» Materials provided:

****************************************

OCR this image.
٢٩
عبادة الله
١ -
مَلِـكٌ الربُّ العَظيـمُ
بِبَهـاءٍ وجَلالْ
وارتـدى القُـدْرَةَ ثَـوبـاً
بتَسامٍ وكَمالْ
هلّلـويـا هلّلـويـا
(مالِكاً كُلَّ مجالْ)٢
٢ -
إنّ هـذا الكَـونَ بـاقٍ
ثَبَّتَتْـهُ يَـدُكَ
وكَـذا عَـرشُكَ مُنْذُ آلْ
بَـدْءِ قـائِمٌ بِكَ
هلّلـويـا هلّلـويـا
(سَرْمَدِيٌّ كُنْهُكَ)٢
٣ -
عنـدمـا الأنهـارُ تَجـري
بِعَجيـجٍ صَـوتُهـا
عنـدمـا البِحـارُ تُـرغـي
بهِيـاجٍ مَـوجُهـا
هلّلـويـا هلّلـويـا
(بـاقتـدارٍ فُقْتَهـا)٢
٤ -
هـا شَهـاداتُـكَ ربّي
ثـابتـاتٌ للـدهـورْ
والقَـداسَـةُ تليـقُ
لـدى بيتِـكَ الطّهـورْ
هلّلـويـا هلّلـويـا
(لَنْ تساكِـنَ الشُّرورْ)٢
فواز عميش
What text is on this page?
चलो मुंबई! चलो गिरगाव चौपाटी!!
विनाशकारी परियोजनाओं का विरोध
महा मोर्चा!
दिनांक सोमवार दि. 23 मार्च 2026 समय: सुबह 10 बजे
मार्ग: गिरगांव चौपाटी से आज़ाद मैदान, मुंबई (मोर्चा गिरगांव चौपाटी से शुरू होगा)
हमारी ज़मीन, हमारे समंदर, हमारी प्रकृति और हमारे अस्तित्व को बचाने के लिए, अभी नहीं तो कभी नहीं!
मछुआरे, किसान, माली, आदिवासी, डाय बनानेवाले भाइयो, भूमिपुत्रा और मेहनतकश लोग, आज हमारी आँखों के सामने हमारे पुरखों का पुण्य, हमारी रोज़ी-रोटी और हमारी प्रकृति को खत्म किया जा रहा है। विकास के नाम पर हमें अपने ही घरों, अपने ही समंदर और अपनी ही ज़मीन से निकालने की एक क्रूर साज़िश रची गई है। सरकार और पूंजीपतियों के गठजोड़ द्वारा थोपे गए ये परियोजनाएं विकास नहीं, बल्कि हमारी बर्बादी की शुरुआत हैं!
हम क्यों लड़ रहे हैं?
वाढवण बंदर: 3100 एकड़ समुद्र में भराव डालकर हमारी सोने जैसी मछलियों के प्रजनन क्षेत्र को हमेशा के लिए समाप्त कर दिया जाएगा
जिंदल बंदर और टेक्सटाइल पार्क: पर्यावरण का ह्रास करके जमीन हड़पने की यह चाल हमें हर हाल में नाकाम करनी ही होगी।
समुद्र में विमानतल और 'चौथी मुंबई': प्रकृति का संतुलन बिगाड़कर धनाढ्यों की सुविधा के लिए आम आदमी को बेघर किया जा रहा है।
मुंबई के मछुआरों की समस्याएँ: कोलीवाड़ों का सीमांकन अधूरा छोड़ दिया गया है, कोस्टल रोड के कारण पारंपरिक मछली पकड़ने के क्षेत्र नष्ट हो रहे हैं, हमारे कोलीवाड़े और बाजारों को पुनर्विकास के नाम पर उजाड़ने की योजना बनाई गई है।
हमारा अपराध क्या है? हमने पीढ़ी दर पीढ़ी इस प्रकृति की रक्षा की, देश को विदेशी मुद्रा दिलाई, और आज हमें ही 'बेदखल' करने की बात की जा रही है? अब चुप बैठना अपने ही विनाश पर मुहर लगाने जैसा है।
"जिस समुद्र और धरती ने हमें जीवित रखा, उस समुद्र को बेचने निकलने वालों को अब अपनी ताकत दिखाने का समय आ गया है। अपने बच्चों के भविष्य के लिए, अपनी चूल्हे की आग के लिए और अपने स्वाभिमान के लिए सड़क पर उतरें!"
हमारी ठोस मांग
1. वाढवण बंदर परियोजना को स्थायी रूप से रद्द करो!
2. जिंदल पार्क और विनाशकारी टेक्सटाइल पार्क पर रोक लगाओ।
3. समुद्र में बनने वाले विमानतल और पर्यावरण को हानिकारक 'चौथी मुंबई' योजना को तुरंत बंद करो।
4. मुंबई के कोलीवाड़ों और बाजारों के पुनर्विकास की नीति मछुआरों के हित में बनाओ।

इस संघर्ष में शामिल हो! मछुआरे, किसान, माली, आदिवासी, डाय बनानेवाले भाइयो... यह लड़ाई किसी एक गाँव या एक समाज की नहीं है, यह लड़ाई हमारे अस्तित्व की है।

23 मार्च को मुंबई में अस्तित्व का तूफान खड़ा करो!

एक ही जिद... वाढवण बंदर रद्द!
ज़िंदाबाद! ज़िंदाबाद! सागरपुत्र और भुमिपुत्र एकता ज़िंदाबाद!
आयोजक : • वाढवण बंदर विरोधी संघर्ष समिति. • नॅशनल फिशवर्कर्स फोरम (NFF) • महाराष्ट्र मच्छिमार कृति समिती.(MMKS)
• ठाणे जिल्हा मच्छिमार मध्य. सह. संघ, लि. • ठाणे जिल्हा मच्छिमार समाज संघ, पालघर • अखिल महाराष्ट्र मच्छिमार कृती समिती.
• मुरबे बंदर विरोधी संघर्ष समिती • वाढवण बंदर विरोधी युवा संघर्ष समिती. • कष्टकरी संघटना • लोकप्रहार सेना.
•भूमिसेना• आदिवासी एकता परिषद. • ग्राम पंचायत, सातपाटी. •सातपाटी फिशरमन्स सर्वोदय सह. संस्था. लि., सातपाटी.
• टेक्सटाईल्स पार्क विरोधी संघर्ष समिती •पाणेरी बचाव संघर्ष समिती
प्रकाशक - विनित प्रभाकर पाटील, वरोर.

****************************************

» Task details:
Look through the material above and pick out each line holding the word "this".

» Full response:
OCR this image.
What text is on this page?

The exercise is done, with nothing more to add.